- [What the exercise asks] Leave out the images; return the rest of the data exactly.

╭─ Supplied data

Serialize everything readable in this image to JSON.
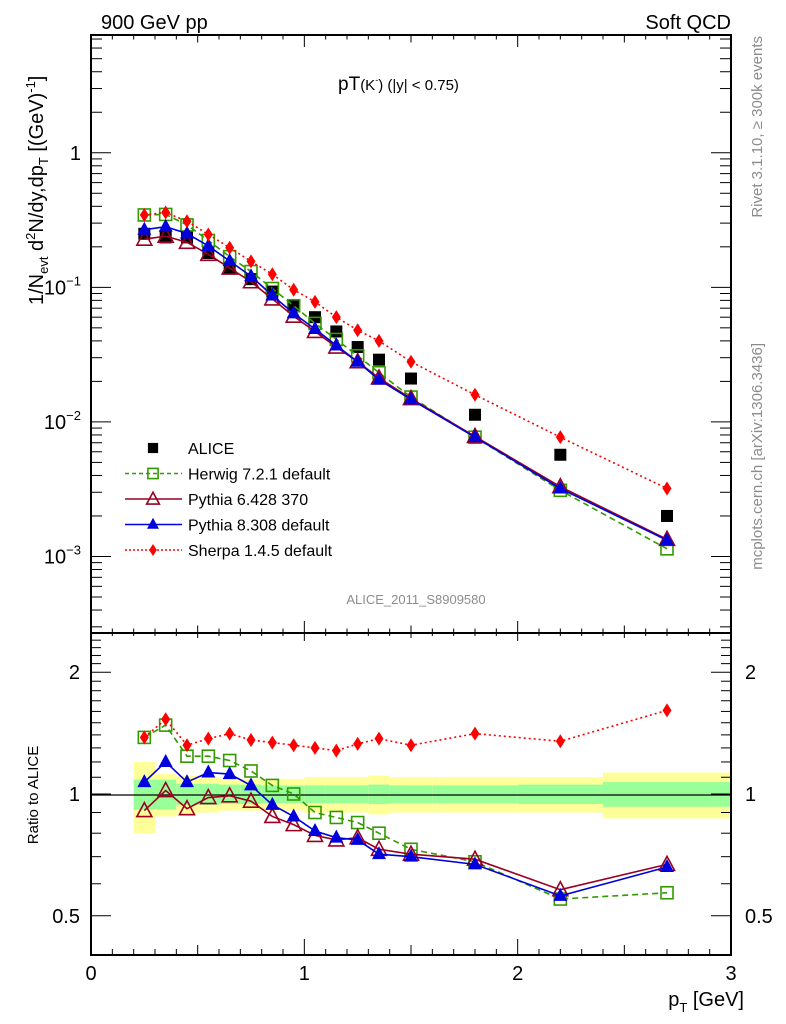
{
  "header": {
    "left": "900 GeV pp",
    "right": "Soft QCD"
  },
  "side_labels": {
    "rivet": "Rivet 3.1.10, ≥ 300k events",
    "mcplots": "mcplots.cern.ch [arXiv:1306.3436]"
  },
  "analysis_id": "ALICE_2011_S8909580",
  "chart_data": [
    {
      "type": "scatter",
      "panel": "main",
      "title": "pT(K⁻) (|y| < 0.75)",
      "title_parts": {
        "main": "pT",
        "particle": "(K",
        "sup": "-",
        "cut": ") (|y| < 0.75)"
      },
      "xlabel": "p_T [GeV]",
      "ylabel": "1/N_evt d²N/dy,dp_T [(GeV)⁻¹]",
      "ylabel_parts": {
        "a": "1/N",
        "a_sub": "evt",
        "b": " d",
        "b_sup": "2",
        "c": "N/dy,dp",
        "c_sub": "T",
        "d": " [(GeV)",
        "d_sup": "-1",
        "e": "]"
      },
      "xlim": [
        0,
        3
      ],
      "ylim": [
        0.00027,
        7.5
      ],
      "yscale": "log",
      "ytick_labels": [
        {
          "value": 1,
          "base": "1",
          "exp": ""
        },
        {
          "value": 0.1,
          "base": "10",
          "exp": "−1"
        },
        {
          "value": 0.01,
          "base": "10",
          "exp": "−2"
        },
        {
          "value": 0.001,
          "base": "10",
          "exp": "−3"
        }
      ],
      "legend_position": "bottom-left",
      "x": [
        0.25,
        0.35,
        0.45,
        0.55,
        0.65,
        0.75,
        0.85,
        0.95,
        1.05,
        1.15,
        1.25,
        1.35,
        1.5,
        1.8,
        2.2,
        2.7
      ],
      "series": [
        {
          "name": "ALICE",
          "color": "#000000",
          "marker": "filled-square",
          "line": "none",
          "values": [
            0.25,
            0.235,
            0.235,
            0.18,
            0.14,
            0.115,
            0.093,
            0.073,
            0.06,
            0.047,
            0.036,
            0.029,
            0.021,
            0.0113,
            0.0057,
            0.002
          ]
        },
        {
          "name": "Herwig 7.2.1 default",
          "color": "#339900",
          "marker": "open-square",
          "line": "dashed",
          "values": [
            0.345,
            0.348,
            0.291,
            0.223,
            0.169,
            0.131,
            0.098,
            0.073,
            0.054,
            0.041,
            0.031,
            0.0232,
            0.0153,
            0.0077,
            0.0031,
            0.00114
          ]
        },
        {
          "name": "Pythia 6.428 370",
          "color": "#990022",
          "marker": "open-triangle",
          "line": "solid",
          "values": [
            0.228,
            0.24,
            0.216,
            0.176,
            0.139,
            0.11,
            0.082,
            0.061,
            0.047,
            0.036,
            0.028,
            0.0212,
            0.0149,
            0.0078,
            0.0033,
            0.00134
          ]
        },
        {
          "name": "Pythia 8.308 default",
          "color": "#0000dd",
          "marker": "filled-triangle",
          "line": "solid",
          "values": [
            0.268,
            0.282,
            0.251,
            0.203,
            0.157,
            0.121,
            0.087,
            0.064,
            0.049,
            0.037,
            0.028,
            0.0206,
            0.0147,
            0.0077,
            0.0032,
            0.00132
          ]
        },
        {
          "name": "Sherpa 1.4.5 default",
          "color": "#ff0000",
          "marker": "filled-diamond",
          "line": "dotted",
          "values": [
            0.345,
            0.36,
            0.31,
            0.247,
            0.197,
            0.156,
            0.125,
            0.096,
            0.078,
            0.06,
            0.048,
            0.04,
            0.028,
            0.0159,
            0.0077,
            0.0032
          ]
        }
      ]
    },
    {
      "type": "scatter",
      "panel": "ratio",
      "ylabel": "Ratio to ALICE",
      "xlabel": "p_T [GeV]",
      "xlim": [
        0,
        3
      ],
      "ylim": [
        0.4,
        2.5
      ],
      "yscale": "log",
      "xtick_labels": [
        "0",
        "1",
        "2",
        "3"
      ],
      "ytick_labels": [
        "0.5",
        "1",
        "2"
      ],
      "reference_line": 1,
      "x": [
        0.25,
        0.35,
        0.45,
        0.55,
        0.65,
        0.75,
        0.85,
        0.95,
        1.05,
        1.15,
        1.25,
        1.35,
        1.5,
        1.8,
        2.2,
        2.7
      ],
      "bands": {
        "edges": [
          0.2,
          0.3,
          0.4,
          0.5,
          0.6,
          0.7,
          0.8,
          0.9,
          1.0,
          1.1,
          1.2,
          1.3,
          1.4,
          1.6,
          2.0,
          2.4,
          3.0
        ],
        "stat_color": "#99ff99",
        "total_color": "#ffff99",
        "stat_half_width": [
          0.085,
          0.085,
          0.06,
          0.06,
          0.055,
          0.055,
          0.05,
          0.05,
          0.05,
          0.05,
          0.05,
          0.055,
          0.05,
          0.05,
          0.055,
          0.07
        ],
        "total_half_width": [
          0.2,
          0.12,
          0.11,
          0.1,
          0.09,
          0.09,
          0.09,
          0.09,
          0.1,
          0.1,
          0.1,
          0.11,
          0.1,
          0.1,
          0.1,
          0.13
        ]
      },
      "series": [
        {
          "name": "Herwig 7.2.1 default",
          "color": "#339900",
          "marker": "open-square",
          "line": "dashed",
          "values": [
            1.38,
            1.48,
            1.24,
            1.24,
            1.21,
            1.14,
            1.05,
            1.0,
            0.9,
            0.875,
            0.85,
            0.8,
            0.73,
            0.68,
            0.55,
            0.57
          ]
        },
        {
          "name": "Pythia 6.428 370",
          "color": "#990022",
          "marker": "open-triangle",
          "line": "solid",
          "values": [
            0.91,
            1.02,
            0.92,
            0.98,
            0.99,
            0.96,
            0.88,
            0.84,
            0.79,
            0.77,
            0.78,
            0.73,
            0.71,
            0.69,
            0.58,
            0.67
          ]
        },
        {
          "name": "Pythia 8.308 default",
          "color": "#0000dd",
          "marker": "filled-triangle",
          "line": "solid",
          "values": [
            1.07,
            1.2,
            1.07,
            1.13,
            1.12,
            1.05,
            0.94,
            0.88,
            0.81,
            0.78,
            0.77,
            0.71,
            0.7,
            0.67,
            0.56,
            0.66
          ]
        },
        {
          "name": "Sherpa 1.4.5 default",
          "color": "#ff0000",
          "marker": "filled-diamond",
          "line": "dotted",
          "values": [
            1.38,
            1.53,
            1.32,
            1.37,
            1.41,
            1.36,
            1.34,
            1.32,
            1.3,
            1.28,
            1.33,
            1.37,
            1.32,
            1.41,
            1.35,
            1.61
          ]
        }
      ]
    }
  ]
}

╰─

- [Task output]
Serialize everything readable in this image to JSON.
{
  "header": {
    "left": "900 GeV pp",
    "right": "Soft QCD"
  },
  "side_labels": {
    "rivet": "Rivet 3.1.10, ≥ 300k events",
    "mcplots": "mcplots.cern.ch [arXiv:1306.3436]"
  },
  "analysis_id": "ALICE_2011_S8909580",
  "chart_data": [
    {
      "type": "scatter",
      "panel": "main",
      "title": "pT(K⁻) (|y| < 0.75)",
      "title_parts": {
        "main": "pT",
        "particle": "(K",
        "sup": "-",
        "cut": ") (|y| < 0.75)"
      },
      "xlabel": "p_T [GeV]",
      "ylabel": "1/N_evt d²N/dy,dp_T [(GeV)⁻¹]",
      "ylabel_parts": {
        "a": "1/N",
        "a_sub": "evt",
        "b": " d",
        "b_sup": "2",
        "c": "N/dy,dp",
        "c_sub": "T",
        "d": " [(GeV)",
        "d_sup": "-1",
        "e": "]"
      },
      "xlim": [
        0,
        3
      ],
      "ylim": [
        0.00027,
        7.5
      ],
      "yscale": "log",
      "ytick_labels": [
        {
          "value": 1,
          "base": "1",
          "exp": ""
        },
        {
          "value": 0.1,
          "base": "10",
          "exp": "−1"
        },
        {
          "value": 0.01,
          "base": "10",
          "exp": "−2"
        },
        {
          "value": 0.001,
          "base": "10",
          "exp": "−3"
        }
      ],
      "legend_position": "bottom-left",
      "x": [
        0.25,
        0.35,
        0.45,
        0.55,
        0.65,
        0.75,
        0.85,
        0.95,
        1.05,
        1.15,
        1.25,
        1.35,
        1.5,
        1.8,
        2.2,
        2.7
      ],
      "series": [
        {
          "name": "ALICE",
          "color": "#000000",
          "marker": "filled-square",
          "line": "none",
          "values": [
            0.25,
            0.235,
            0.235,
            0.18,
            0.14,
            0.115,
            0.093,
            0.073,
            0.06,
            0.047,
            0.036,
            0.029,
            0.021,
            0.0113,
            0.0057,
            0.002
          ]
        },
        {
          "name": "Herwig 7.2.1 default",
          "color": "#339900",
          "marker": "open-square",
          "line": "dashed",
          "values": [
            0.345,
            0.348,
            0.291,
            0.223,
            0.169,
            0.131,
            0.098,
            0.073,
            0.054,
            0.041,
            0.031,
            0.0232,
            0.0153,
            0.0077,
            0.0031,
            0.00114
          ]
        },
        {
          "name": "Pythia 6.428 370",
          "color": "#990022",
          "marker": "open-triangle",
          "line": "solid",
          "values": [
            0.228,
            0.24,
            0.216,
            0.176,
            0.139,
            0.11,
            0.082,
            0.061,
            0.047,
            0.036,
            0.028,
            0.0212,
            0.0149,
            0.0078,
            0.0033,
            0.00134
          ]
        },
        {
          "name": "Pythia 8.308 default",
          "color": "#0000dd",
          "marker": "filled-triangle",
          "line": "solid",
          "values": [
            0.268,
            0.282,
            0.251,
            0.203,
            0.157,
            0.121,
            0.087,
            0.064,
            0.049,
            0.037,
            0.028,
            0.0206,
            0.0147,
            0.0077,
            0.0032,
            0.00132
          ]
        },
        {
          "name": "Sherpa 1.4.5 default",
          "color": "#ff0000",
          "marker": "filled-diamond",
          "line": "dotted",
          "values": [
            0.345,
            0.36,
            0.31,
            0.247,
            0.197,
            0.156,
            0.125,
            0.096,
            0.078,
            0.06,
            0.048,
            0.04,
            0.028,
            0.0159,
            0.0077,
            0.0032
          ]
        }
      ]
    },
    {
      "type": "scatter",
      "panel": "ratio",
      "ylabel": "Ratio to ALICE",
      "xlabel": "p_T [GeV]",
      "xlim": [
        0,
        3
      ],
      "ylim": [
        0.4,
        2.5
      ],
      "yscale": "log",
      "xtick_labels": [
        "0",
        "1",
        "2",
        "3"
      ],
      "ytick_labels": [
        "0.5",
        "1",
        "2"
      ],
      "reference_line": 1,
      "x": [
        0.25,
        0.35,
        0.45,
        0.55,
        0.65,
        0.75,
        0.85,
        0.95,
        1.05,
        1.15,
        1.25,
        1.35,
        1.5,
        1.8,
        2.2,
        2.7
      ],
      "bands": {
        "edges": [
          0.2,
          0.3,
          0.4,
          0.5,
          0.6,
          0.7,
          0.8,
          0.9,
          1.0,
          1.1,
          1.2,
          1.3,
          1.4,
          1.6,
          2.0,
          2.4,
          3.0
        ],
        "stat_color": "#99ff99",
        "total_color": "#ffff99",
        "stat_half_width": [
          0.085,
          0.085,
          0.06,
          0.06,
          0.055,
          0.055,
          0.05,
          0.05,
          0.05,
          0.05,
          0.05,
          0.055,
          0.05,
          0.05,
          0.055,
          0.07
        ],
        "total_half_width": [
          0.2,
          0.12,
          0.11,
          0.1,
          0.09,
          0.09,
          0.09,
          0.09,
          0.1,
          0.1,
          0.1,
          0.11,
          0.1,
          0.1,
          0.1,
          0.13
        ]
      },
      "series": [
        {
          "name": "Herwig 7.2.1 default",
          "color": "#339900",
          "marker": "open-square",
          "line": "dashed",
          "values": [
            1.38,
            1.48,
            1.24,
            1.24,
            1.21,
            1.14,
            1.05,
            1.0,
            0.9,
            0.875,
            0.85,
            0.8,
            0.73,
            0.68,
            0.55,
            0.57
          ]
        },
        {
          "name": "Pythia 6.428 370",
          "color": "#990022",
          "marker": "open-triangle",
          "line": "solid",
          "values": [
            0.91,
            1.02,
            0.92,
            0.98,
            0.99,
            0.96,
            0.88,
            0.84,
            0.79,
            0.77,
            0.78,
            0.73,
            0.71,
            0.69,
            0.58,
            0.67
          ]
        },
        {
          "name": "Pythia 8.308 default",
          "color": "#0000dd",
          "marker": "filled-triangle",
          "line": "solid",
          "values": [
            1.07,
            1.2,
            1.07,
            1.13,
            1.12,
            1.05,
            0.94,
            0.88,
            0.81,
            0.78,
            0.77,
            0.71,
            0.7,
            0.67,
            0.56,
            0.66
          ]
        },
        {
          "name": "Sherpa 1.4.5 default",
          "color": "#ff0000",
          "marker": "filled-diamond",
          "line": "dotted",
          "values": [
            1.38,
            1.53,
            1.32,
            1.37,
            1.41,
            1.36,
            1.34,
            1.32,
            1.3,
            1.28,
            1.33,
            1.37,
            1.32,
            1.41,
            1.35,
            1.61
          ]
        }
      ]
    }
  ]
}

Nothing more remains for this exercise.